EXERCISE PROMPT:
Identify every line in the records below that contains the word "Second", and copy each of those lines.

DATA ROWS:

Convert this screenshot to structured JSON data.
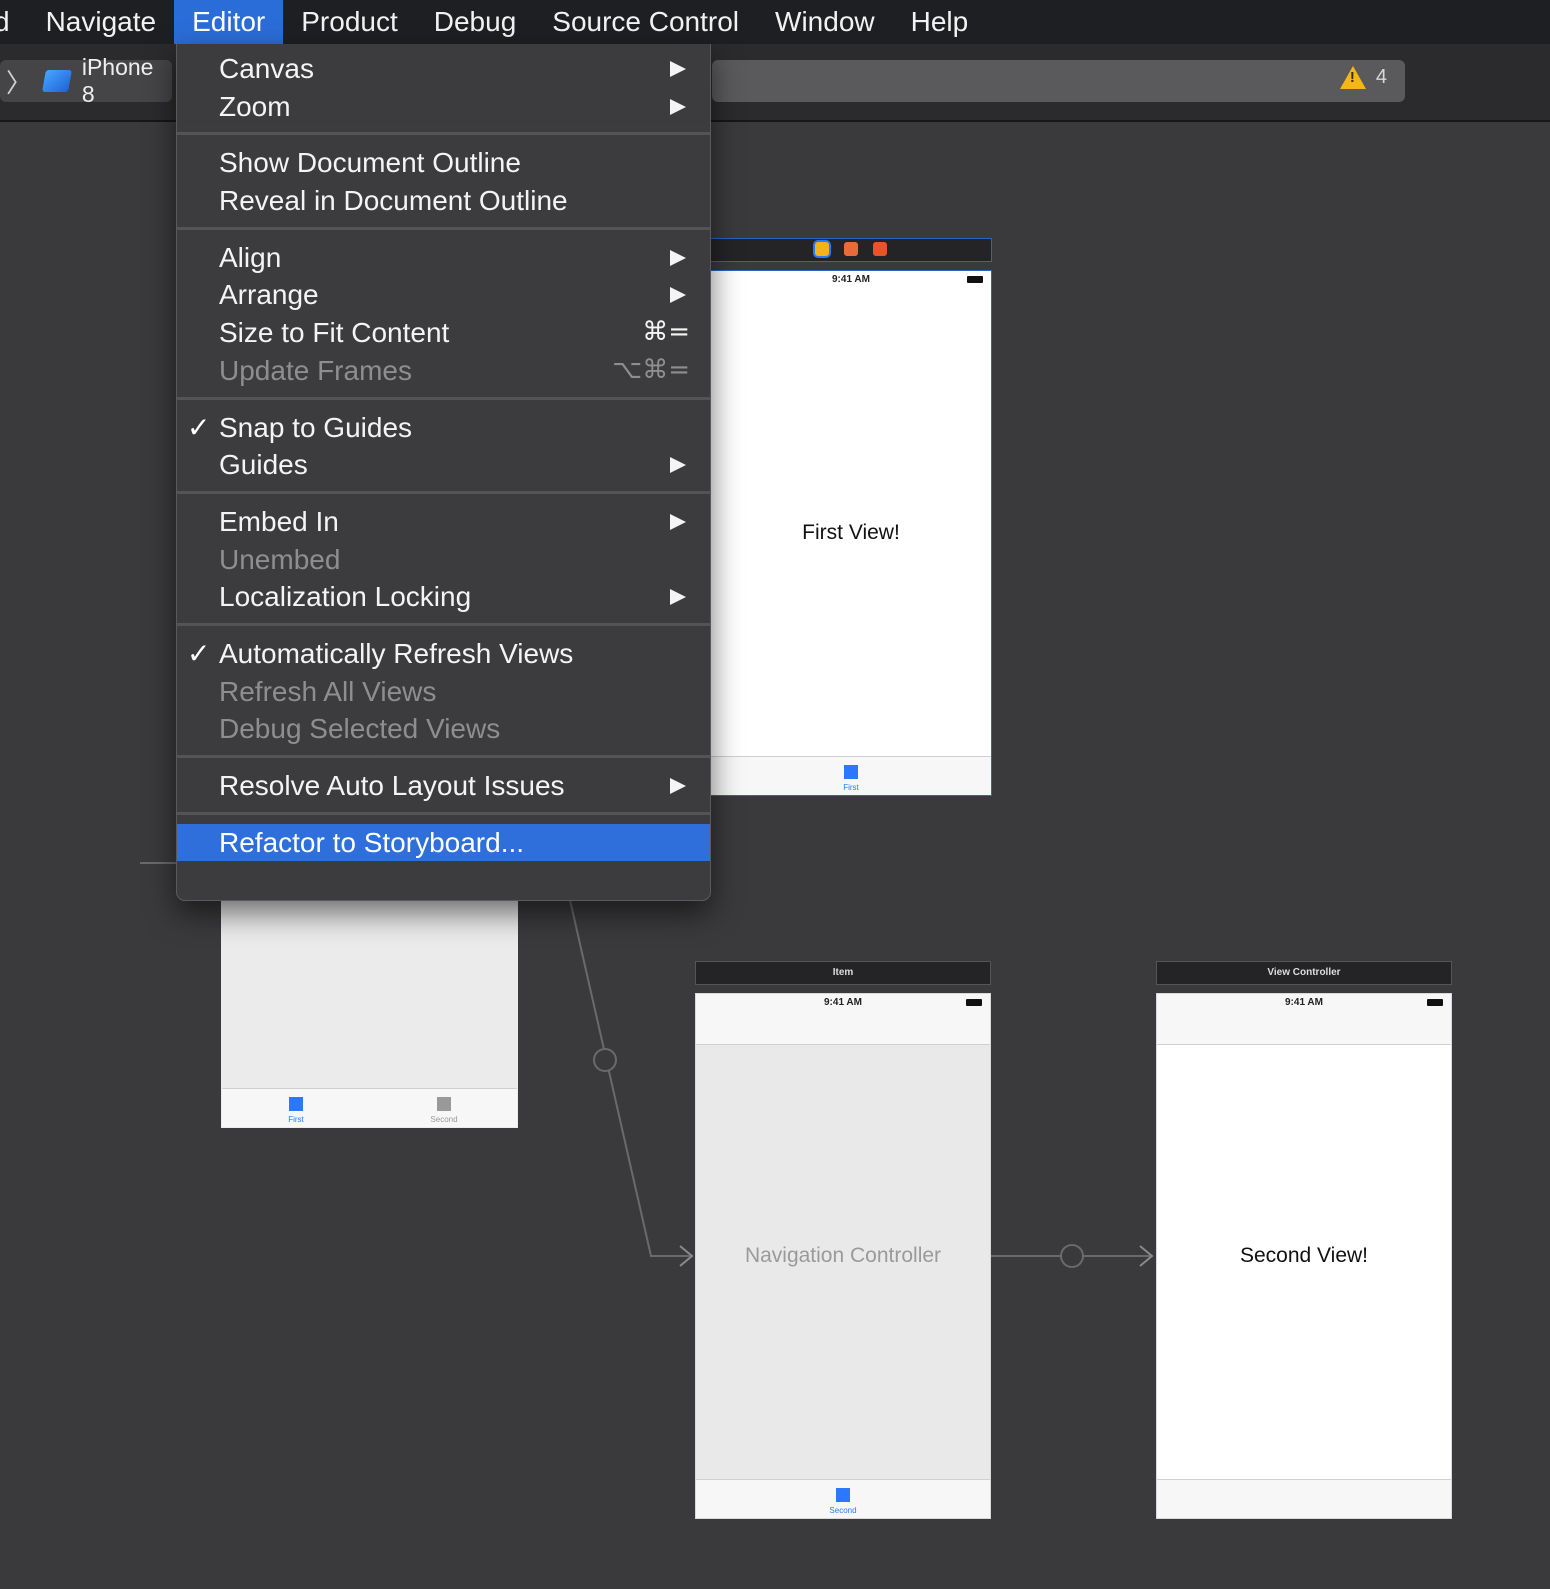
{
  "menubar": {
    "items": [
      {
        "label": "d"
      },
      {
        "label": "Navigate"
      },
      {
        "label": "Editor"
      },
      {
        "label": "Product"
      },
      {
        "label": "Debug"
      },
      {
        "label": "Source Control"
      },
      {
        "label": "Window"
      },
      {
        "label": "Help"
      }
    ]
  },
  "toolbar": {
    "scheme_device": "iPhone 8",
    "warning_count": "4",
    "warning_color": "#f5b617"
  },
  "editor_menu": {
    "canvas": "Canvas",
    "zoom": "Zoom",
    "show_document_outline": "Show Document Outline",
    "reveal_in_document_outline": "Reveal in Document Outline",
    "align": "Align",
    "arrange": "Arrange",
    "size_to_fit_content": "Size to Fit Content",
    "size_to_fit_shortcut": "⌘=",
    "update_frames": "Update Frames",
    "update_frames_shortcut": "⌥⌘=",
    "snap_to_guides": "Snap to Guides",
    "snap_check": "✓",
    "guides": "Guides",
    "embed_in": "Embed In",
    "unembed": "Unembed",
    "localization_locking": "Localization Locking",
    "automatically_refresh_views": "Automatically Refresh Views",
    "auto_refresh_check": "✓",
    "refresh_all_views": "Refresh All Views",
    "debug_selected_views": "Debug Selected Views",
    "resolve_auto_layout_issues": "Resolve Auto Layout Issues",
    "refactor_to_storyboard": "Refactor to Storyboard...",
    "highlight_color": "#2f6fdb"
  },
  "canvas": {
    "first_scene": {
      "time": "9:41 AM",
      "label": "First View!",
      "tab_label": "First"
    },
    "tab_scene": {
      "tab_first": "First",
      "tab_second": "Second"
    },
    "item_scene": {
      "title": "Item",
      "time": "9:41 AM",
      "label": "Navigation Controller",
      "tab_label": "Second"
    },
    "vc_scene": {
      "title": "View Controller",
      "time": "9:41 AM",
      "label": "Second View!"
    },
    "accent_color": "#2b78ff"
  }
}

TASK RESULT:
      "tab_second": "Second"
      "tab_label": "Second"
      "label": "Second View!"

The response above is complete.